* [WRITTEN INSTRUCTION]:
Only the pictures are omitted; repeat all other data exactly.

* [MATERIAL TO PROCESS]:
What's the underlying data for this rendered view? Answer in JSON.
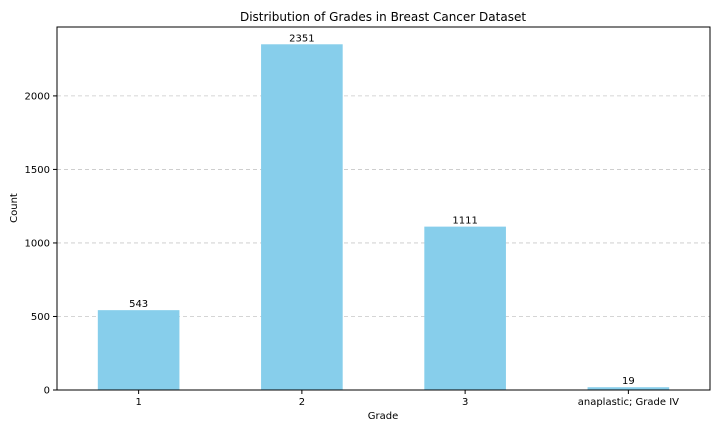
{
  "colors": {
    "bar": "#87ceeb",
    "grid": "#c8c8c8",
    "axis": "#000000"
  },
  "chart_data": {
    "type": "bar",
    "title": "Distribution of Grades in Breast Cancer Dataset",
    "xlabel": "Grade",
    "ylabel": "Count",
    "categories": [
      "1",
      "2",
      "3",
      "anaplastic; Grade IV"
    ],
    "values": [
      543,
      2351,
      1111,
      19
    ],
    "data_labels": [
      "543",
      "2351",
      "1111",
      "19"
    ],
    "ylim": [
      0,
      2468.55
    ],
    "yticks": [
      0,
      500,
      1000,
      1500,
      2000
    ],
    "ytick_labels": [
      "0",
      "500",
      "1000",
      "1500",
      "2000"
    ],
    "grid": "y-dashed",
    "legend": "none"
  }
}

* [ANSWER IN FULL]:
What's the underlying data for this rendered view? Answer in JSON.
{
  "colors": {
    "bar": "#87ceeb",
    "grid": "#c8c8c8",
    "axis": "#000000"
  },
  "chart_data": {
    "type": "bar",
    "title": "Distribution of Grades in Breast Cancer Dataset",
    "xlabel": "Grade",
    "ylabel": "Count",
    "categories": [
      "1",
      "2",
      "3",
      "anaplastic; Grade IV"
    ],
    "values": [
      543,
      2351,
      1111,
      19
    ],
    "data_labels": [
      "543",
      "2351",
      "1111",
      "19"
    ],
    "ylim": [
      0,
      2468.55
    ],
    "yticks": [
      0,
      500,
      1000,
      1500,
      2000
    ],
    "ytick_labels": [
      "0",
      "500",
      "1000",
      "1500",
      "2000"
    ],
    "grid": "y-dashed",
    "legend": "none"
  }
}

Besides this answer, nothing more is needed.